►
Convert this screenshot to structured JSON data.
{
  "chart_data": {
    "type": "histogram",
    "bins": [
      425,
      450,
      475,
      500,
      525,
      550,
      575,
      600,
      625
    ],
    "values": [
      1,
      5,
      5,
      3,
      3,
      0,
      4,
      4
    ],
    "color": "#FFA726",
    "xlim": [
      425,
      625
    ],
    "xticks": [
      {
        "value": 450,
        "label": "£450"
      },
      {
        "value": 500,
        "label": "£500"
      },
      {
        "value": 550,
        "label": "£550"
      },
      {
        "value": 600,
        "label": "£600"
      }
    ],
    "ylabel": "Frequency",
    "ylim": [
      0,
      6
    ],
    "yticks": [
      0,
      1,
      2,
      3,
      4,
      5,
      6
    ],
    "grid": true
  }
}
◄
►
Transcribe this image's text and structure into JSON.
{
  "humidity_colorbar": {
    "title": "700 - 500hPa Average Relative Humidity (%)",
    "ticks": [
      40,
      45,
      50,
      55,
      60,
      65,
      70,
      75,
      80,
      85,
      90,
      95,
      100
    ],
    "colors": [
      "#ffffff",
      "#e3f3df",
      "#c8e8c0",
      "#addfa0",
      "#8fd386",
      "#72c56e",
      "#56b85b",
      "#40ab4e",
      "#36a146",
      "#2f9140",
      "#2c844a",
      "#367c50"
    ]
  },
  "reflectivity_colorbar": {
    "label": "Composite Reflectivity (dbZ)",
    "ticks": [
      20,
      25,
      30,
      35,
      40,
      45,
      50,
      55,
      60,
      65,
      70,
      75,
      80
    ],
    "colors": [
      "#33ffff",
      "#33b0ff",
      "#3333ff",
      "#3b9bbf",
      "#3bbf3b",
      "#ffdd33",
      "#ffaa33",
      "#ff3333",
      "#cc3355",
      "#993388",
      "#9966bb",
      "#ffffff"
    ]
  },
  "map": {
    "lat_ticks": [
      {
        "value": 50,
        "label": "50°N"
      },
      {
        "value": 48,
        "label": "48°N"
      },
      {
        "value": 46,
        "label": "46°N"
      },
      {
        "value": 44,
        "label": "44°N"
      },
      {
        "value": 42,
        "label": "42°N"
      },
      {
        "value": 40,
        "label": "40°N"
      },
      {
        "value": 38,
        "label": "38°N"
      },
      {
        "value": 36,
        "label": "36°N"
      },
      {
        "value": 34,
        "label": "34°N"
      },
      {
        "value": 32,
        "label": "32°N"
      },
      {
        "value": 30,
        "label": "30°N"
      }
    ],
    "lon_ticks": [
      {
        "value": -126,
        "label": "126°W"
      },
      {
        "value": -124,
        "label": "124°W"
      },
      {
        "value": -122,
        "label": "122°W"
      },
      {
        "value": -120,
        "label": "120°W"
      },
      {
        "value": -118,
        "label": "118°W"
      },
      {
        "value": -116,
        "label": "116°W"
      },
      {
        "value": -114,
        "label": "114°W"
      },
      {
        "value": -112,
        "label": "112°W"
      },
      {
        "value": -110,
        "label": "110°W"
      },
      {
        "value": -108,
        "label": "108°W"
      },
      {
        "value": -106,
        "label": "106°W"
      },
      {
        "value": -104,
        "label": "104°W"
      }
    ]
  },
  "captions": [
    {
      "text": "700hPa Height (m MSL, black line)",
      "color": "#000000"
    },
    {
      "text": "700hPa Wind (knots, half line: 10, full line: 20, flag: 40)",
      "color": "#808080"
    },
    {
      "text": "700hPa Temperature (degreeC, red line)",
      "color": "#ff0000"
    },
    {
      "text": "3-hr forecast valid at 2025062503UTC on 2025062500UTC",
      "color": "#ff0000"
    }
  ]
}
◄
**INSTRUCTION**
Copy each line of the data that contains the word "JSON".

**WRITTEN ANSWER**
Convert this screenshot to structured JSON data.
Transcribe this image's text and structure into JSON.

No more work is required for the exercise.